Saved data entries:
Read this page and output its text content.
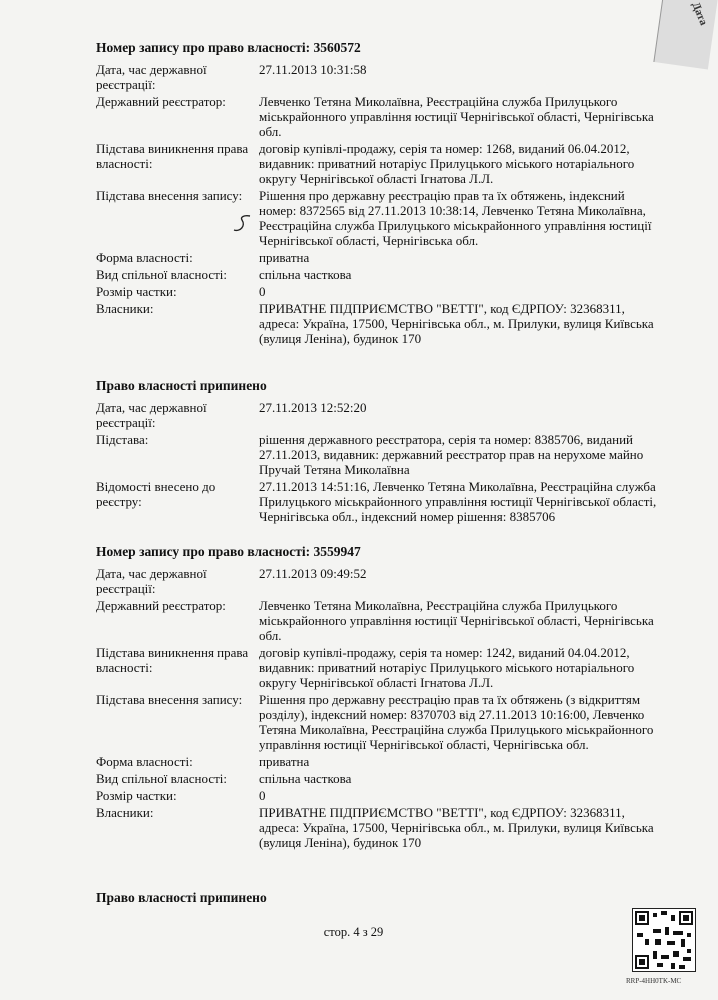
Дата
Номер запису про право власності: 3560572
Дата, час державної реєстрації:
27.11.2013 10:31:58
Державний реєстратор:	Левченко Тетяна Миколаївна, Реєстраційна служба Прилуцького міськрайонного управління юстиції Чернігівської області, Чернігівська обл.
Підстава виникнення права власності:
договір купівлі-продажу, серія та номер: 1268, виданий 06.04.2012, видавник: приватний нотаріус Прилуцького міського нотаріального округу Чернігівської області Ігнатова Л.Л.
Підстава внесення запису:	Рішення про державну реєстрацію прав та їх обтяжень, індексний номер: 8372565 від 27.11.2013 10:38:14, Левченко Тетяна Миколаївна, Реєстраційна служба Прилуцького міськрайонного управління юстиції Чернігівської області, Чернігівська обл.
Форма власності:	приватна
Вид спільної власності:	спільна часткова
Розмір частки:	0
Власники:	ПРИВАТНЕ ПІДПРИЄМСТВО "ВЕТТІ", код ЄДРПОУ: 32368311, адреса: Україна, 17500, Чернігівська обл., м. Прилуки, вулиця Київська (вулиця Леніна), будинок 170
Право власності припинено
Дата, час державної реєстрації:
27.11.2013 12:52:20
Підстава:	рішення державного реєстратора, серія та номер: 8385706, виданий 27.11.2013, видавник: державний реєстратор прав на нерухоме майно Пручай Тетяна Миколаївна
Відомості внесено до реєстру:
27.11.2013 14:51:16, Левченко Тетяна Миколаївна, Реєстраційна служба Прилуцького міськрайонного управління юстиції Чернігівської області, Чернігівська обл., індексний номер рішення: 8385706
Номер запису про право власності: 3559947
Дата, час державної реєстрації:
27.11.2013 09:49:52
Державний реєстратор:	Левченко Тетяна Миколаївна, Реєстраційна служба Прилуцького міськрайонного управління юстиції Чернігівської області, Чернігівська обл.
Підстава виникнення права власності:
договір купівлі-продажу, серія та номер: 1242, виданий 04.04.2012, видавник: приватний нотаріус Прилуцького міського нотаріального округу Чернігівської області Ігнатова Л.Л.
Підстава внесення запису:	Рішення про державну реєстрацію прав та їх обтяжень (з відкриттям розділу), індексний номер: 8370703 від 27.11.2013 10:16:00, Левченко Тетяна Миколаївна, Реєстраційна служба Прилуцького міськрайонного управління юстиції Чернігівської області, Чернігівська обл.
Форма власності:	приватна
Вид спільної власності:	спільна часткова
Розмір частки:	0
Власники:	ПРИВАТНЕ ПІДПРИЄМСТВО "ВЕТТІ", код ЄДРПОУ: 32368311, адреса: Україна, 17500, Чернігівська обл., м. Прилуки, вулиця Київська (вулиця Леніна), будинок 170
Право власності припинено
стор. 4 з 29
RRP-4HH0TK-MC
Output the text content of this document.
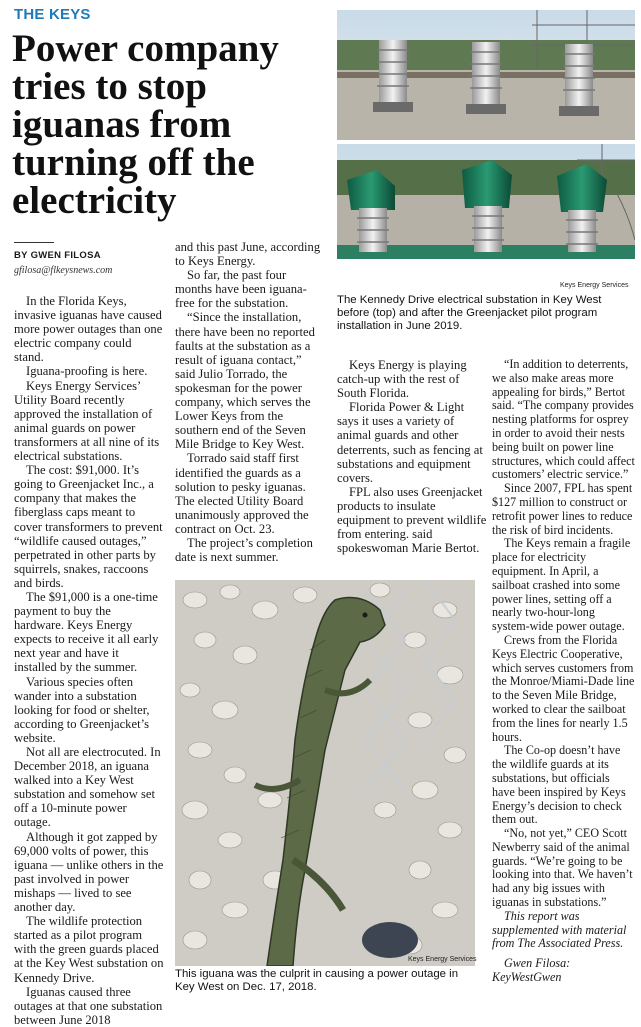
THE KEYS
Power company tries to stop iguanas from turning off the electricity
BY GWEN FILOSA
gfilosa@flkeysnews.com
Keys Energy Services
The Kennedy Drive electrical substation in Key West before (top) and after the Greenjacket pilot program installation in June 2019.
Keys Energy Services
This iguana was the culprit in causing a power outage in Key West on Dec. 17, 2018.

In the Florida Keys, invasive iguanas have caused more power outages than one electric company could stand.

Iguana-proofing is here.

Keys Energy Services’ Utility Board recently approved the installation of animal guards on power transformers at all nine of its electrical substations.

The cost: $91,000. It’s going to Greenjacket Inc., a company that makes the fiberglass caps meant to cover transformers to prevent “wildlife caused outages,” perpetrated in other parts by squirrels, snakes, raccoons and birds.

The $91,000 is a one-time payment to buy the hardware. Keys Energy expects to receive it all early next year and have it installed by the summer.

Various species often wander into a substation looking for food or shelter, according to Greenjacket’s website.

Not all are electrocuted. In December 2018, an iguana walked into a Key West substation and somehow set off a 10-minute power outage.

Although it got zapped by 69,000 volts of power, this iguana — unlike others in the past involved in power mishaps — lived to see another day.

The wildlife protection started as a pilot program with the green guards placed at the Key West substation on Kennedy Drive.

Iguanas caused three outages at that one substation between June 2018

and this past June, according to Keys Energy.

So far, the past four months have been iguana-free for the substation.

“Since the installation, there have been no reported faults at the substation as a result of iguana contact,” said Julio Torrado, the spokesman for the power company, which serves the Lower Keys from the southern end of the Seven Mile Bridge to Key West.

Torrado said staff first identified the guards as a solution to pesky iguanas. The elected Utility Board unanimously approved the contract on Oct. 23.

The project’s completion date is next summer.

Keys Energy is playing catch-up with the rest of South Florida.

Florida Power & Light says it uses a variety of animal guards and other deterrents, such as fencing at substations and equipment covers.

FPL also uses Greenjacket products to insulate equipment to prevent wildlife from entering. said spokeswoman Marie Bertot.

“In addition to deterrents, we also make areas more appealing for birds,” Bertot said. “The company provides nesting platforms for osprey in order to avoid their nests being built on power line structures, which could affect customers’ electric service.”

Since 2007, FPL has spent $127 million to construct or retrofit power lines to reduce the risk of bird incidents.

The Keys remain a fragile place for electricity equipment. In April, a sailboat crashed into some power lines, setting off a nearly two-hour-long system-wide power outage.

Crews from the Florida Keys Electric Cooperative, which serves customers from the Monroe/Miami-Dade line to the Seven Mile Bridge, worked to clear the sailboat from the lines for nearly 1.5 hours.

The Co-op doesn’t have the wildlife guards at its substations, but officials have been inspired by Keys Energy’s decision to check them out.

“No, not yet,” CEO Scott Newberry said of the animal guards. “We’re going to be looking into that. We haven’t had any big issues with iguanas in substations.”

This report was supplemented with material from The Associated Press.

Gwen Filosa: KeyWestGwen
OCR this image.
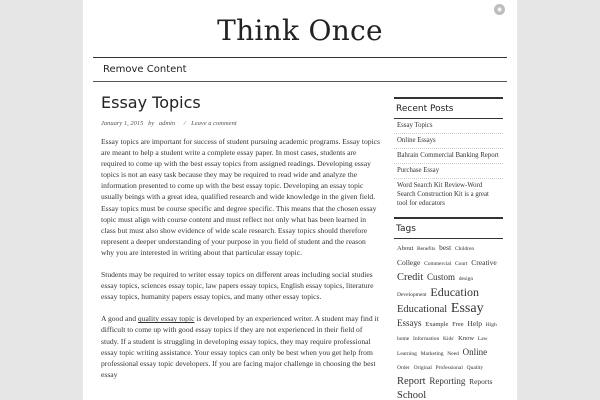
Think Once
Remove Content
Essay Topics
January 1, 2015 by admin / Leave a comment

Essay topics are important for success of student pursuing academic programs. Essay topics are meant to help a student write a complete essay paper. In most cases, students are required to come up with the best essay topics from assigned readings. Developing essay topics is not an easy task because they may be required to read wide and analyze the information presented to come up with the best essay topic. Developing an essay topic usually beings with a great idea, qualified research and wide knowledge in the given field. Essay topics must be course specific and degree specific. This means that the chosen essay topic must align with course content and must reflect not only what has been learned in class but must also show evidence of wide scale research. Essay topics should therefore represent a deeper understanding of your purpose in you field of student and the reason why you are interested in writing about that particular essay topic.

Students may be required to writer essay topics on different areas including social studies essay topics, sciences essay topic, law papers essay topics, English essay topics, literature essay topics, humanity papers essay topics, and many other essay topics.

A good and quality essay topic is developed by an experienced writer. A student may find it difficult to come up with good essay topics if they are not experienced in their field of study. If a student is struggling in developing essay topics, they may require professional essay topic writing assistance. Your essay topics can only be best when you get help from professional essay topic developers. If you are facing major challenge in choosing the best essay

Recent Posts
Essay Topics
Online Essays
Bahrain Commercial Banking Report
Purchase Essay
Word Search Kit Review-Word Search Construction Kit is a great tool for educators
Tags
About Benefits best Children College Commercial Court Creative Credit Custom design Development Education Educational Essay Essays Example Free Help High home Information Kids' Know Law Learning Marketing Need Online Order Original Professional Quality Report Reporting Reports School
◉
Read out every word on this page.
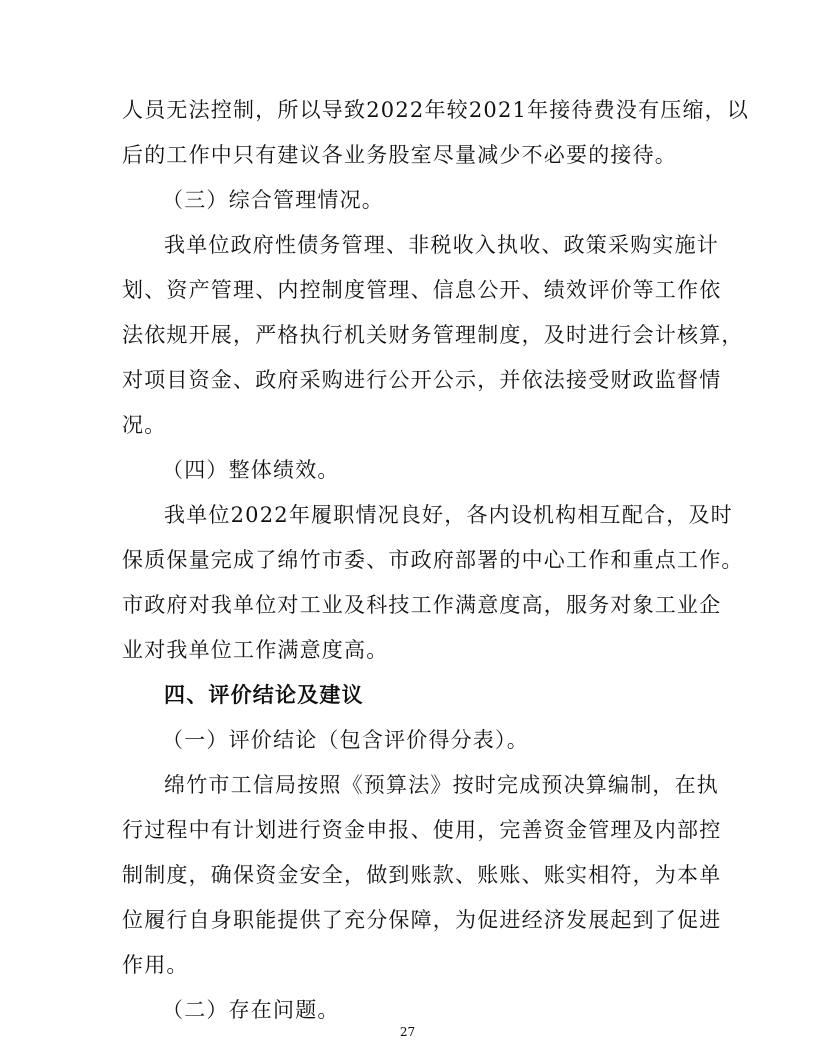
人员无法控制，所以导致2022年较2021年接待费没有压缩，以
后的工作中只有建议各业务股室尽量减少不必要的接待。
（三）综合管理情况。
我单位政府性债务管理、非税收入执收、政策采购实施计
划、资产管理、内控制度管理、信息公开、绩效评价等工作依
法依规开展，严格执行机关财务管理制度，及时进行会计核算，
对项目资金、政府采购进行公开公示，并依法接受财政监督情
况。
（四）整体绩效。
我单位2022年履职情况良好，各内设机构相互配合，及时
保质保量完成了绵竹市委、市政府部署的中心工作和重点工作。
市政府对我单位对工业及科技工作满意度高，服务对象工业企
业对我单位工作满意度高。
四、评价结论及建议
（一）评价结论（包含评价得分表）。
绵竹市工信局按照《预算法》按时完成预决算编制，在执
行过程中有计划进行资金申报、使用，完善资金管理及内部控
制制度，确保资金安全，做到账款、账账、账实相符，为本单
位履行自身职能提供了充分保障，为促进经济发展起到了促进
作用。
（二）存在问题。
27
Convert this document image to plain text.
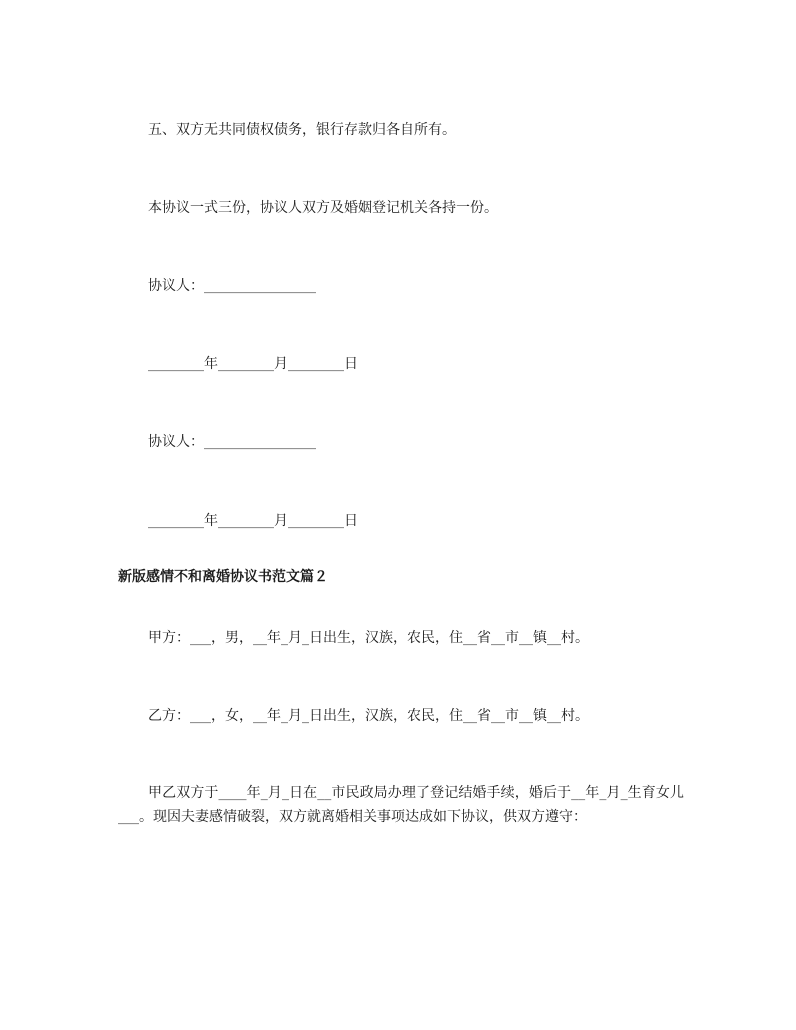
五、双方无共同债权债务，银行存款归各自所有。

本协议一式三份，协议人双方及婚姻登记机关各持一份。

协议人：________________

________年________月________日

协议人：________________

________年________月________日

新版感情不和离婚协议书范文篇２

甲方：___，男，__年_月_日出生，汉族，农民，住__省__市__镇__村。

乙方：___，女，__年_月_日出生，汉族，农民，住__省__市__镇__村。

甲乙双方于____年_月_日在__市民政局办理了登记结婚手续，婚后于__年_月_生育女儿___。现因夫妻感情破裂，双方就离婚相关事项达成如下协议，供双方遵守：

TASK DESCRIPTION: Collect every line above that contains the word "купівлі".

WRITTEN ANSWER:
договір купівлі-продажу, серія та номер: 1268, виданий 06.04.2012, видавник: приватний нотаріус Прилуцького міського нотаріального округу Чернігівської області Ігнатова Л.Л.
договір купівлі-продажу, серія та номер: 1242, виданий 04.04.2012, видавник: приватний нотаріус Прилуцького міського нотаріального округу Чернігівської області Ігнатова Л.Л.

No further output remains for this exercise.